**** Provided records

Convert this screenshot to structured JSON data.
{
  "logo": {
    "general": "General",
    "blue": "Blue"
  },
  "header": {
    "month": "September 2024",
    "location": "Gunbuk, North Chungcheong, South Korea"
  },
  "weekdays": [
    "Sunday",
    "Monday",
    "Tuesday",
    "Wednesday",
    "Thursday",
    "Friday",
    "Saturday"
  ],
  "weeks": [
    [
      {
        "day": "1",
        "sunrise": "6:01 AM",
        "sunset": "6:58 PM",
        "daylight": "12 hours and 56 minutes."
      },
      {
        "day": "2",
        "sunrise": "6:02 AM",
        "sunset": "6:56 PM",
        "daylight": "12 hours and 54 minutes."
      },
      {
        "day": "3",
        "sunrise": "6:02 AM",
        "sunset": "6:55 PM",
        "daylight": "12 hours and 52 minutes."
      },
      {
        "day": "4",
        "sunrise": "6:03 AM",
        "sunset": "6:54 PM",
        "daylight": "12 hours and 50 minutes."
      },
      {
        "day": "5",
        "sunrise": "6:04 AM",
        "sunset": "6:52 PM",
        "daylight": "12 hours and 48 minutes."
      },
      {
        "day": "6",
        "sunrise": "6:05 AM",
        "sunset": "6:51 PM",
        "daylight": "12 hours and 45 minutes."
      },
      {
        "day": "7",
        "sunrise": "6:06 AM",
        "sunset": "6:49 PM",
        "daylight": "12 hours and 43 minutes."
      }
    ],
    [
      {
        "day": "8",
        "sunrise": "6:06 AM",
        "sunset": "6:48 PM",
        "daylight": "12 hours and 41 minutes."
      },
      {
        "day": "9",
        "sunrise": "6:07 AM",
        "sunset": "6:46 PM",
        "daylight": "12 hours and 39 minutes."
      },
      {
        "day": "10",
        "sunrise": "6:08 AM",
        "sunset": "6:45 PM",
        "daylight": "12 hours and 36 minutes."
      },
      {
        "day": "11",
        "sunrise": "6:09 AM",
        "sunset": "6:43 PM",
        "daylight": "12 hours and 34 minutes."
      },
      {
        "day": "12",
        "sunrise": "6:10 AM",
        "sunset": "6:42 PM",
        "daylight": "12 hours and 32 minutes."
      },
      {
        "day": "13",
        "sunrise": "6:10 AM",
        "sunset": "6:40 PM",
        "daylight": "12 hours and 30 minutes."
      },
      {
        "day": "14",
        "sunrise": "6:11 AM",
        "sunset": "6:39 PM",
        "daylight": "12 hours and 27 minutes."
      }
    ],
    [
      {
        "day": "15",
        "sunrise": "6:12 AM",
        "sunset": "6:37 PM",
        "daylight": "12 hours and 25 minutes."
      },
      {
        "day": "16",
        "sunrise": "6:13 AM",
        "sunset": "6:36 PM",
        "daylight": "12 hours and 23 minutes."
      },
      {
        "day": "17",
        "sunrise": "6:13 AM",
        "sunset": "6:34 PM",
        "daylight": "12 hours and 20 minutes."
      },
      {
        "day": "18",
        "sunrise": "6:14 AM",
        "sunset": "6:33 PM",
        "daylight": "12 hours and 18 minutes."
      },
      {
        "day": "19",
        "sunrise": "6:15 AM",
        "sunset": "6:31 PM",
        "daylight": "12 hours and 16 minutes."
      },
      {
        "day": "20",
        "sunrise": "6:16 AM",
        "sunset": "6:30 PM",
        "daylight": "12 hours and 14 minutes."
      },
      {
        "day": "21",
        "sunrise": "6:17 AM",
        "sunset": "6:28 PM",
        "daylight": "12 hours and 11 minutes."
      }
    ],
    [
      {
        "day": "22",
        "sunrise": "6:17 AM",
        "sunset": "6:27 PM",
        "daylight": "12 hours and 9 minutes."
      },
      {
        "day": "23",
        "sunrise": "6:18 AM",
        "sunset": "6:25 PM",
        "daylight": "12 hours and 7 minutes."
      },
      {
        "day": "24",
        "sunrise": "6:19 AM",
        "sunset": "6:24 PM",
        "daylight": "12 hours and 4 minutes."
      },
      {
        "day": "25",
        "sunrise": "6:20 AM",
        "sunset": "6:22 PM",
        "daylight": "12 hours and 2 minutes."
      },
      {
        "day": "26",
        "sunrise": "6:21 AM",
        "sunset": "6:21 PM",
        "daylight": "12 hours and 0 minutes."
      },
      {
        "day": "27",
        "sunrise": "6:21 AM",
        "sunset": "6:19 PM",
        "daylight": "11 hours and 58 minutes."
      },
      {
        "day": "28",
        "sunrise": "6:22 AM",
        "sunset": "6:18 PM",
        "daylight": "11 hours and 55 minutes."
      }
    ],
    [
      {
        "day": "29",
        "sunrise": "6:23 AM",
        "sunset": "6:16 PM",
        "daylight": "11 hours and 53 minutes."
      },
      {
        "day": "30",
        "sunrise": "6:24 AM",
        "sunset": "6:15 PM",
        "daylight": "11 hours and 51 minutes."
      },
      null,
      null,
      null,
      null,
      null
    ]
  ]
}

********

Problem details: Exactly reproduce all of the entries above.

Complete answer:
Convert this screenshot to structured JSON data.
{
  "logo": {
    "general": "General",
    "blue": "Blue"
  },
  "header": {
    "month": "September 2024",
    "location": "Gunbuk, North Chungcheong, South Korea"
  },
  "weekdays": [
    "Sunday",
    "Monday",
    "Tuesday",
    "Wednesday",
    "Thursday",
    "Friday",
    "Saturday"
  ],
  "weeks": [
    [
      {
        "day": "1",
        "sunrise": "6:01 AM",
        "sunset": "6:58 PM",
        "daylight": "12 hours and 56 minutes."
      },
      {
        "day": "2",
        "sunrise": "6:02 AM",
        "sunset": "6:56 PM",
        "daylight": "12 hours and 54 minutes."
      },
      {
        "day": "3",
        "sunrise": "6:02 AM",
        "sunset": "6:55 PM",
        "daylight": "12 hours and 52 minutes."
      },
      {
        "day": "4",
        "sunrise": "6:03 AM",
        "sunset": "6:54 PM",
        "daylight": "12 hours and 50 minutes."
      },
      {
        "day": "5",
        "sunrise": "6:04 AM",
        "sunset": "6:52 PM",
        "daylight": "12 hours and 48 minutes."
      },
      {
        "day": "6",
        "sunrise": "6:05 AM",
        "sunset": "6:51 PM",
        "daylight": "12 hours and 45 minutes."
      },
      {
        "day": "7",
        "sunrise": "6:06 AM",
        "sunset": "6:49 PM",
        "daylight": "12 hours and 43 minutes."
      }
    ],
    [
      {
        "day": "8",
        "sunrise": "6:06 AM",
        "sunset": "6:48 PM",
        "daylight": "12 hours and 41 minutes."
      },
      {
        "day": "9",
        "sunrise": "6:07 AM",
        "sunset": "6:46 PM",
        "daylight": "12 hours and 39 minutes."
      },
      {
        "day": "10",
        "sunrise": "6:08 AM",
        "sunset": "6:45 PM",
        "daylight": "12 hours and 36 minutes."
      },
      {
        "day": "11",
        "sunrise": "6:09 AM",
        "sunset": "6:43 PM",
        "daylight": "12 hours and 34 minutes."
      },
      {
        "day": "12",
        "sunrise": "6:10 AM",
        "sunset": "6:42 PM",
        "daylight": "12 hours and 32 minutes."
      },
      {
        "day": "13",
        "sunrise": "6:10 AM",
        "sunset": "6:40 PM",
        "daylight": "12 hours and 30 minutes."
      },
      {
        "day": "14",
        "sunrise": "6:11 AM",
        "sunset": "6:39 PM",
        "daylight": "12 hours and 27 minutes."
      }
    ],
    [
      {
        "day": "15",
        "sunrise": "6:12 AM",
        "sunset": "6:37 PM",
        "daylight": "12 hours and 25 minutes."
      },
      {
        "day": "16",
        "sunrise": "6:13 AM",
        "sunset": "6:36 PM",
        "daylight": "12 hours and 23 minutes."
      },
      {
        "day": "17",
        "sunrise": "6:13 AM",
        "sunset": "6:34 PM",
        "daylight": "12 hours and 20 minutes."
      },
      {
        "day": "18",
        "sunrise": "6:14 AM",
        "sunset": "6:33 PM",
        "daylight": "12 hours and 18 minutes."
      },
      {
        "day": "19",
        "sunrise": "6:15 AM",
        "sunset": "6:31 PM",
        "daylight": "12 hours and 16 minutes."
      },
      {
        "day": "20",
        "sunrise": "6:16 AM",
        "sunset": "6:30 PM",
        "daylight": "12 hours and 14 minutes."
      },
      {
        "day": "21",
        "sunrise": "6:17 AM",
        "sunset": "6:28 PM",
        "daylight": "12 hours and 11 minutes."
      }
    ],
    [
      {
        "day": "22",
        "sunrise": "6:17 AM",
        "sunset": "6:27 PM",
        "daylight": "12 hours and 9 minutes."
      },
      {
        "day": "23",
        "sunrise": "6:18 AM",
        "sunset": "6:25 PM",
        "daylight": "12 hours and 7 minutes."
      },
      {
        "day": "24",
        "sunrise": "6:19 AM",
        "sunset": "6:24 PM",
        "daylight": "12 hours and 4 minutes."
      },
      {
        "day": "25",
        "sunrise": "6:20 AM",
        "sunset": "6:22 PM",
        "daylight": "12 hours and 2 minutes."
      },
      {
        "day": "26",
        "sunrise": "6:21 AM",
        "sunset": "6:21 PM",
        "daylight": "12 hours and 0 minutes."
      },
      {
        "day": "27",
        "sunrise": "6:21 AM",
        "sunset": "6:19 PM",
        "daylight": "11 hours and 58 minutes."
      },
      {
        "day": "28",
        "sunrise": "6:22 AM",
        "sunset": "6:18 PM",
        "daylight": "11 hours and 55 minutes."
      }
    ],
    [
      {
        "day": "29",
        "sunrise": "6:23 AM",
        "sunset": "6:16 PM",
        "daylight": "11 hours and 53 minutes."
      },
      {
        "day": "30",
        "sunrise": "6:24 AM",
        "sunset": "6:15 PM",
        "daylight": "11 hours and 51 minutes."
      },
      null,
      null,
      null,
      null,
      null
    ]
  ]
}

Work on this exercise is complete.